## begin Source extract
I have a total of 1 million stations numbered from 1 to 1 million. For each of them, how do I quickly identify the rest of the stations (Station numbers) that are within 2 km of distance?

Any tips would be greatly appreciated. Many thanks.

I have a total of 1 million stations numbered from 1 to 1 million. For each of them, how do I quickly identify the rest of the stations (Station numbers) that are within 2 km of distance?

Any tips would be greatly appreciated. Many thanks.

How are the station positions defined? Which type of distance you want (euclidean, or something else)?

(The solution is probably in the NearestNeighbors package, or similar alternatives).

1 Like

Many thanks for the reply.

These stations are from the global surface ocean. Each of them have its own longitude and latitude information. The distance should be the closest point-to-point distance on a globe.
## end Source extract
## begin Data block
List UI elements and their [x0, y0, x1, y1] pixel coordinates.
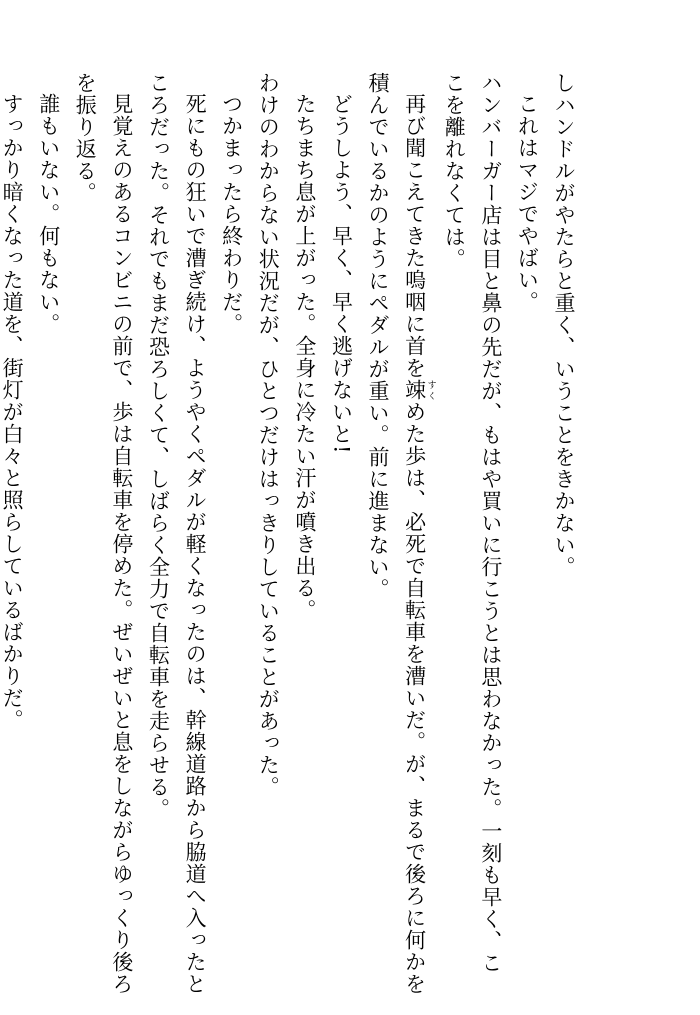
## end Data block
### Written problem
Type out the part of the forum thread starting with "How are the" and going on through "or similar alternatives).". The listing is separate material and has no connection to the forum thread.

### Answer to this exercise
How are the station positions defined? Which type of distance you want (euclidean, or something else)?

(The solution is probably in the NearestNeighbors package, or similar alternatives).